> What you have to do
Going through the material below, please gather all lines with the word "LOREM" in them.
— START Recorded information —
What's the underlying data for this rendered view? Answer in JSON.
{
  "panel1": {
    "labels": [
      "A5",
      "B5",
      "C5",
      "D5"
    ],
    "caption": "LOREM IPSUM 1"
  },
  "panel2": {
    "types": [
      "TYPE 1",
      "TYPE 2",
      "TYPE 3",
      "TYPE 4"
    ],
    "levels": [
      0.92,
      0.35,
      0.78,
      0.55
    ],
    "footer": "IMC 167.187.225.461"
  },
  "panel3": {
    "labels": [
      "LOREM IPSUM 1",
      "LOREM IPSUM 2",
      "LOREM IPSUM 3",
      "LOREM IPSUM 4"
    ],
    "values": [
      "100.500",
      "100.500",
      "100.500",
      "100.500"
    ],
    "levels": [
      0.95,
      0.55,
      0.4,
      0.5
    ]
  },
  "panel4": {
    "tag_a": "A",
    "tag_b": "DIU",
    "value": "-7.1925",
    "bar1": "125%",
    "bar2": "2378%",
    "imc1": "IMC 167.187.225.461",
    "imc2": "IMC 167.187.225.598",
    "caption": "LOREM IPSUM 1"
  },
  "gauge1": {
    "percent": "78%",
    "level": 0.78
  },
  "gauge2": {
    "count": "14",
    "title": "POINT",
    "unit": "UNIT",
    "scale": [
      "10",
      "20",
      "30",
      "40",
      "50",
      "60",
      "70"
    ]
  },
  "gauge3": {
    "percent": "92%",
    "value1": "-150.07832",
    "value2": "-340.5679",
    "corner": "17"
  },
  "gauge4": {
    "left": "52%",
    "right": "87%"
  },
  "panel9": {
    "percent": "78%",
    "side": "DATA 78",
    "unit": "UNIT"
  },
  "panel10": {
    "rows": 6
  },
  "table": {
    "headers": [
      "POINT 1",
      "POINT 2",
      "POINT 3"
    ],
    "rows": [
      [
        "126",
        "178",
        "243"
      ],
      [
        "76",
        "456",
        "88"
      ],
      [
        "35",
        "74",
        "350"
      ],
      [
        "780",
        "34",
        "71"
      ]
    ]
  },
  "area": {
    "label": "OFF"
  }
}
— END Recorded information —
> Right answer
    "caption": "LOREM IPSUM 1"
      "LOREM IPSUM 1",
      "LOREM IPSUM 2",
      "LOREM IPSUM 3",
      "LOREM IPSUM 4"
    "caption": "LOREM IPSUM 1"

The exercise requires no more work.